Data entries:
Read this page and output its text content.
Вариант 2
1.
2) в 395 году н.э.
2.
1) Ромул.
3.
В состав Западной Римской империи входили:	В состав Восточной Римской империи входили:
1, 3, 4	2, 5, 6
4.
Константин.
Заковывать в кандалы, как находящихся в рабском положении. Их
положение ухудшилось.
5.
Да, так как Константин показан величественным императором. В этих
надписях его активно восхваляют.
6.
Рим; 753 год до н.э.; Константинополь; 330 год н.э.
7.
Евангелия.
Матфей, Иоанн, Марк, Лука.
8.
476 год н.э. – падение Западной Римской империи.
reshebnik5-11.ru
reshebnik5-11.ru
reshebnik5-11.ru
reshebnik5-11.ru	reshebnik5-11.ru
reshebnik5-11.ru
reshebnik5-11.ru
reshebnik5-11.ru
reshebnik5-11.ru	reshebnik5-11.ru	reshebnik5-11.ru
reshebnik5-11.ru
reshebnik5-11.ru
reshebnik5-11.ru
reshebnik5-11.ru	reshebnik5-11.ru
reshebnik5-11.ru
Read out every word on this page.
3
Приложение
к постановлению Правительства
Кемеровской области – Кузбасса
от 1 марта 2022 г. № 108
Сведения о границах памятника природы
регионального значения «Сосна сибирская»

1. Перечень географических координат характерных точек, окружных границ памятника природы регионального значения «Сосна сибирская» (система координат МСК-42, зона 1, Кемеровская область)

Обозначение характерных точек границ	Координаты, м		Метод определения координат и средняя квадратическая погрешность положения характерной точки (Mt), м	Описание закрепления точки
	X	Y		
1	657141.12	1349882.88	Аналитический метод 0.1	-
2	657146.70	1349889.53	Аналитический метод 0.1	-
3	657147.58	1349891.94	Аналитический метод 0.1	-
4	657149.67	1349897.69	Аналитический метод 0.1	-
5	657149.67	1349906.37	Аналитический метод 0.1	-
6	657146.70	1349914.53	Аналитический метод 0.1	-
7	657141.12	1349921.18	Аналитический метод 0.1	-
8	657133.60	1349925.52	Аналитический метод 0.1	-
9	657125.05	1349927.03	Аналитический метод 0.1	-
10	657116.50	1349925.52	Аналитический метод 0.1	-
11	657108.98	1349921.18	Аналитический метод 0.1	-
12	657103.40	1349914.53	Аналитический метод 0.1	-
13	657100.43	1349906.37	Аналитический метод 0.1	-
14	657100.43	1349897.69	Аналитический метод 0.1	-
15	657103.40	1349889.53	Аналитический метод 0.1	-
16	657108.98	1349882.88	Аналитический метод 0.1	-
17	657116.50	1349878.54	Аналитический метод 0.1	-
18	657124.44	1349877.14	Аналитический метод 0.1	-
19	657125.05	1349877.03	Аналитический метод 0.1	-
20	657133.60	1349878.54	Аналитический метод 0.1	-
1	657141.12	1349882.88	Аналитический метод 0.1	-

Exercise requirements:
Give back the data above exactly as it appears.

Answer to this exercise:
Read this page and output its text content.
Вариант 2
1.
2) в 395 году н.э.
2.
1) Ромул.
3.
В состав Западной Римской империи входили:	В состав Восточной Римской империи входили:
1, 3, 4	2, 5, 6
4.
Константин.
Заковывать в кандалы, как находящихся в рабском положении. Их
положение ухудшилось.
5.
Да, так как Константин показан величественным императором. В этих
надписях его активно восхваляют.
6.
Рим; 753 год до н.э.; Константинополь; 330 год н.э.
7.
Евангелия.
Матфей, Иоанн, Марк, Лука.
8.
476 год н.э. – падение Западной Римской империи.
reshebnik5-11.ru
reshebnik5-11.ru
reshebnik5-11.ru
reshebnik5-11.ru	reshebnik5-11.ru
reshebnik5-11.ru
reshebnik5-11.ru
reshebnik5-11.ru
reshebnik5-11.ru	reshebnik5-11.ru	reshebnik5-11.ru
reshebnik5-11.ru
reshebnik5-11.ru
reshebnik5-11.ru
reshebnik5-11.ru	reshebnik5-11.ru
reshebnik5-11.ru
Read out every word on this page.
3
Приложение
к постановлению Правительства
Кемеровской области – Кузбасса
от 1 марта 2022 г. № 108
Сведения о границах памятника природы
регионального значения «Сосна сибирская»

1. Перечень географических координат характерных точек, окружных границ памятника природы регионального значения «Сосна сибирская» (система координат МСК-42, зона 1, Кемеровская область)

Обозначение характерных точек границ	Координаты, м		Метод определения координат и средняя квадратическая погрешность положения характерной точки (Mt), м	Описание закрепления точки
	X	Y		
1	657141.12	1349882.88	Аналитический метод 0.1	-
2	657146.70	1349889.53	Аналитический метод 0.1	-
3	657147.58	1349891.94	Аналитический метод 0.1	-
4	657149.67	1349897.69	Аналитический метод 0.1	-
5	657149.67	1349906.37	Аналитический метод 0.1	-
6	657146.70	1349914.53	Аналитический метод 0.1	-
7	657141.12	1349921.18	Аналитический метод 0.1	-
8	657133.60	1349925.52	Аналитический метод 0.1	-
9	657125.05	1349927.03	Аналитический метод 0.1	-
10	657116.50	1349925.52	Аналитический метод 0.1	-
11	657108.98	1349921.18	Аналитический метод 0.1	-
12	657103.40	1349914.53	Аналитический метод 0.1	-
13	657100.43	1349906.37	Аналитический метод 0.1	-
14	657100.43	1349897.69	Аналитический метод 0.1	-
15	657103.40	1349889.53	Аналитический метод 0.1	-
16	657108.98	1349882.88	Аналитический метод 0.1	-
17	657116.50	1349878.54	Аналитический метод 0.1	-
18	657124.44	1349877.14	Аналитический метод 0.1	-
19	657125.05	1349877.03	Аналитический метод 0.1	-
20	657133.60	1349878.54	Аналитический метод 0.1	-
1	657141.12	1349882.88	Аналитический метод 0.1	-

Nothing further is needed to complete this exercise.